(Records)
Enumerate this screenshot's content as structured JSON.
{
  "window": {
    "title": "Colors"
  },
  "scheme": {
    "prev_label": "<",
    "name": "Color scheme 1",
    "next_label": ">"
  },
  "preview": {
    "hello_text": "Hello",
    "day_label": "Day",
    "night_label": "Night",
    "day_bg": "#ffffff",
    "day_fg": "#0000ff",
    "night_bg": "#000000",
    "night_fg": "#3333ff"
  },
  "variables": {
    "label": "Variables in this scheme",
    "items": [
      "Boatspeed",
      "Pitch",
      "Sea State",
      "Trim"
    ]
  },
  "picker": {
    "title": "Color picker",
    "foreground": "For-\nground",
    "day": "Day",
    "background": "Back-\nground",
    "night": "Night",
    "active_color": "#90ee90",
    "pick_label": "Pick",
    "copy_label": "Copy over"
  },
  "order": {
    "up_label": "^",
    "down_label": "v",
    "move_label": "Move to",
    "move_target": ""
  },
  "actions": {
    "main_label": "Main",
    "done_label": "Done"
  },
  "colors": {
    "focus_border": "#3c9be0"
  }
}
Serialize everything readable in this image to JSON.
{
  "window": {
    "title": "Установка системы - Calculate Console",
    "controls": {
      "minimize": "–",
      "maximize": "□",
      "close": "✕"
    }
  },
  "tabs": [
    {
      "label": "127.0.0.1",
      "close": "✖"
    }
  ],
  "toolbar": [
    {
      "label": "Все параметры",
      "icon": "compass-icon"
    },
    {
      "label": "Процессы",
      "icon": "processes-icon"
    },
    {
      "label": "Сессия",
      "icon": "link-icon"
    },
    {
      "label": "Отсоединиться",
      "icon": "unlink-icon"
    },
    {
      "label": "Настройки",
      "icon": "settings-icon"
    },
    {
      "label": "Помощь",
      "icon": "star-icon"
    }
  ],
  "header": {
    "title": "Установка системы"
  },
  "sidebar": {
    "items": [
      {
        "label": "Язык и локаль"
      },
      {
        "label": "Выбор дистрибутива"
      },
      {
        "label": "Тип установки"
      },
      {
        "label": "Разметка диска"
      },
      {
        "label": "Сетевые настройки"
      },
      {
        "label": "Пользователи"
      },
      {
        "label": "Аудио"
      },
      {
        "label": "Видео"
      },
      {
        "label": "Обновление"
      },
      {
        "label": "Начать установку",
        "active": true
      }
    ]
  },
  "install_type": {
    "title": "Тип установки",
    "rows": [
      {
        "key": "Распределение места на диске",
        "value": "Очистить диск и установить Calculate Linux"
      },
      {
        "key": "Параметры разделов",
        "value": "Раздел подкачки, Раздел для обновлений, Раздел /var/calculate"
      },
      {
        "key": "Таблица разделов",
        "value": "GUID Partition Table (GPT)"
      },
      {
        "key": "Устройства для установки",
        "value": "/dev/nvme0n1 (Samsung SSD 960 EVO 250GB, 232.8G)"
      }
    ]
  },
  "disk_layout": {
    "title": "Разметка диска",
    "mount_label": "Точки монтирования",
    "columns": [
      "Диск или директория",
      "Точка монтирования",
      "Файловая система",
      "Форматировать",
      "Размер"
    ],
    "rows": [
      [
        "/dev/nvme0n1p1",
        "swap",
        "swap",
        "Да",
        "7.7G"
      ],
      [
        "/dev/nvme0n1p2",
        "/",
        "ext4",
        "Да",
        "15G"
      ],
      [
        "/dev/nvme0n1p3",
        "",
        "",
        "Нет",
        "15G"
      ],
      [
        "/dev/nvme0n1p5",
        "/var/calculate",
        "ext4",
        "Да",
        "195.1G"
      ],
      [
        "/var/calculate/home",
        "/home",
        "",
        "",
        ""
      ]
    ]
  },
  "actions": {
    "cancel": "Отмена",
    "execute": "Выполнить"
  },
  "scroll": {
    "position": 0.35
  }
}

Job
Quote the whole listing above, leaving nothing out.

Correct result
Enumerate this screenshot's content as structured JSON.
{
  "window": {
    "title": "Colors"
  },
  "scheme": {
    "prev_label": "<",
    "name": "Color scheme 1",
    "next_label": ">"
  },
  "preview": {
    "hello_text": "Hello",
    "day_label": "Day",
    "night_label": "Night",
    "day_bg": "#ffffff",
    "day_fg": "#0000ff",
    "night_bg": "#000000",
    "night_fg": "#3333ff"
  },
  "variables": {
    "label": "Variables in this scheme",
    "items": [
      "Boatspeed",
      "Pitch",
      "Sea State",
      "Trim"
    ]
  },
  "picker": {
    "title": "Color picker",
    "foreground": "For-\nground",
    "day": "Day",
    "background": "Back-\nground",
    "night": "Night",
    "active_color": "#90ee90",
    "pick_label": "Pick",
    "copy_label": "Copy over"
  },
  "order": {
    "up_label": "^",
    "down_label": "v",
    "move_label": "Move to",
    "move_target": ""
  },
  "actions": {
    "main_label": "Main",
    "done_label": "Done"
  },
  "colors": {
    "focus_border": "#3c9be0"
  }
}
Serialize everything readable in this image to JSON.
{
  "window": {
    "title": "Установка системы - Calculate Console",
    "controls": {
      "minimize": "–",
      "maximize": "□",
      "close": "✕"
    }
  },
  "tabs": [
    {
      "label": "127.0.0.1",
      "close": "✖"
    }
  ],
  "toolbar": [
    {
      "label": "Все параметры",
      "icon": "compass-icon"
    },
    {
      "label": "Процессы",
      "icon": "processes-icon"
    },
    {
      "label": "Сессия",
      "icon": "link-icon"
    },
    {
      "label": "Отсоединиться",
      "icon": "unlink-icon"
    },
    {
      "label": "Настройки",
      "icon": "settings-icon"
    },
    {
      "label": "Помощь",
      "icon": "star-icon"
    }
  ],
  "header": {
    "title": "Установка системы"
  },
  "sidebar": {
    "items": [
      {
        "label": "Язык и локаль"
      },
      {
        "label": "Выбор дистрибутива"
      },
      {
        "label": "Тип установки"
      },
      {
        "label": "Разметка диска"
      },
      {
        "label": "Сетевые настройки"
      },
      {
        "label": "Пользователи"
      },
      {
        "label": "Аудио"
      },
      {
        "label": "Видео"
      },
      {
        "label": "Обновление"
      },
      {
        "label": "Начать установку",
        "active": true
      }
    ]
  },
  "install_type": {
    "title": "Тип установки",
    "rows": [
      {
        "key": "Распределение места на диске",
        "value": "Очистить диск и установить Calculate Linux"
      },
      {
        "key": "Параметры разделов",
        "value": "Раздел подкачки, Раздел для обновлений, Раздел /var/calculate"
      },
      {
        "key": "Таблица разделов",
        "value": "GUID Partition Table (GPT)"
      },
      {
        "key": "Устройства для установки",
        "value": "/dev/nvme0n1 (Samsung SSD 960 EVO 250GB, 232.8G)"
      }
    ]
  },
  "disk_layout": {
    "title": "Разметка диска",
    "mount_label": "Точки монтирования",
    "columns": [
      "Диск или директория",
      "Точка монтирования",
      "Файловая система",
      "Форматировать",
      "Размер"
    ],
    "rows": [
      [
        "/dev/nvme0n1p1",
        "swap",
        "swap",
        "Да",
        "7.7G"
      ],
      [
        "/dev/nvme0n1p2",
        "/",
        "ext4",
        "Да",
        "15G"
      ],
      [
        "/dev/nvme0n1p3",
        "",
        "",
        "Нет",
        "15G"
      ],
      [
        "/dev/nvme0n1p5",
        "/var/calculate",
        "ext4",
        "Да",
        "195.1G"
      ],
      [
        "/var/calculate/home",
        "/home",
        "",
        "",
        ""
      ]
    ]
  },
  "actions": {
    "cancel": "Отмена",
    "execute": "Выполнить"
  },
  "scroll": {
    "position": 0.35
  }
}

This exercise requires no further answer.